[Source data]
________________________
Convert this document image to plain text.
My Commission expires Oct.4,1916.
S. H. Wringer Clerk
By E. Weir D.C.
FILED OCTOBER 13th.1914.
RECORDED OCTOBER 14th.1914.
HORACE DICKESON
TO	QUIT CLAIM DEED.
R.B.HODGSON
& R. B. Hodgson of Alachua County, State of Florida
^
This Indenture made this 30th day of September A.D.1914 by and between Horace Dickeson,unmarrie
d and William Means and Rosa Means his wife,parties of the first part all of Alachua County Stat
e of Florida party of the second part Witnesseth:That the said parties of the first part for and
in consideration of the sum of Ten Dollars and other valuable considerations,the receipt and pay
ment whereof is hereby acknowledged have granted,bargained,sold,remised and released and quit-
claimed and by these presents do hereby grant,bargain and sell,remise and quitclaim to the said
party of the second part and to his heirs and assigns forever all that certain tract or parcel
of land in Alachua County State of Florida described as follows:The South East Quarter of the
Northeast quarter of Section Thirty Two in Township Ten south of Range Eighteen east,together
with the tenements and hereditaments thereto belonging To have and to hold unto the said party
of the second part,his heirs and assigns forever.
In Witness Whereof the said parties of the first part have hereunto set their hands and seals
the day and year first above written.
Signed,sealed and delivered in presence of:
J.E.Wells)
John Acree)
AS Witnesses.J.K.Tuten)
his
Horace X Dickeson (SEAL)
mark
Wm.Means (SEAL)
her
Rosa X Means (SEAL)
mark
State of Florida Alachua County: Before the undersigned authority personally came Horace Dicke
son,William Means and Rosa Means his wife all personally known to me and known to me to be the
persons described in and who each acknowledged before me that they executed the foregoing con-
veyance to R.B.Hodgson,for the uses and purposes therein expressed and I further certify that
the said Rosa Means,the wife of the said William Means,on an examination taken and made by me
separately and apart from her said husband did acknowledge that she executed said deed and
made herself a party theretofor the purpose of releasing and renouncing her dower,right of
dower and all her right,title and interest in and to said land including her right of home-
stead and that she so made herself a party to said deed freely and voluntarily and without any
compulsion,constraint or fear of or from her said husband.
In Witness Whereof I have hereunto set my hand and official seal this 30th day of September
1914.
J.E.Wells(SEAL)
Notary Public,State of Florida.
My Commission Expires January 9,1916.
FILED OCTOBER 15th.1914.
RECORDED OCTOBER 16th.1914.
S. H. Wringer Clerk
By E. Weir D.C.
________________________
WRITTEN TASK:
Output every entry shown above, exactly.

RESPONSE TO THIS TASK:
Convert this document image to plain text.
My Commission expires Oct.4,1916.
S. H. Wringer Clerk
By E. Weir D.C.
FILED OCTOBER 13th.1914.
RECORDED OCTOBER 14th.1914.
HORACE DICKESON
TO	QUIT CLAIM DEED.
R.B.HODGSON
& R. B. Hodgson of Alachua County, State of Florida
^
This Indenture made this 30th day of September A.D.1914 by and between Horace Dickeson,unmarrie
d and William Means and Rosa Means his wife,parties of the first part all of Alachua County Stat
e of Florida party of the second part Witnesseth:That the said parties of the first part for and
in consideration of the sum of Ten Dollars and other valuable considerations,the receipt and pay
ment whereof is hereby acknowledged have granted,bargained,sold,remised and released and quit-
claimed and by these presents do hereby grant,bargain and sell,remise and quitclaim to the said
party of the second part and to his heirs and assigns forever all that certain tract or parcel
of land in Alachua County State of Florida described as follows:The South East Quarter of the
Northeast quarter of Section Thirty Two in Township Ten south of Range Eighteen east,together
with the tenements and hereditaments thereto belonging To have and to hold unto the said party
of the second part,his heirs and assigns forever.
In Witness Whereof the said parties of the first part have hereunto set their hands and seals
the day and year first above written.
Signed,sealed and delivered in presence of:
J.E.Wells)
John Acree)
AS Witnesses.J.K.Tuten)
his
Horace X Dickeson (SEAL)
mark
Wm.Means (SEAL)
her
Rosa X Means (SEAL)
mark
State of Florida Alachua County: Before the undersigned authority personally came Horace Dicke
son,William Means and Rosa Means his wife all personally known to me and known to me to be the
persons described in and who each acknowledged before me that they executed the foregoing con-
veyance to R.B.Hodgson,for the uses and purposes therein expressed and I further certify that
the said Rosa Means,the wife of the said William Means,on an examination taken and made by me
separately and apart from her said husband did acknowledge that she executed said deed and
made herself a party theretofor the purpose of releasing and renouncing her dower,right of
dower and all her right,title and interest in and to said land including her right of home-
stead and that she so made herself a party to said deed freely and voluntarily and without any
compulsion,constraint or fear of or from her said husband.
In Witness Whereof I have hereunto set my hand and official seal this 30th day of September
1914.
J.E.Wells(SEAL)
Notary Public,State of Florida.
My Commission Expires January 9,1916.
FILED OCTOBER 15th.1914.
RECORDED OCTOBER 16th.1914.
S. H. Wringer Clerk
By E. Weir D.C.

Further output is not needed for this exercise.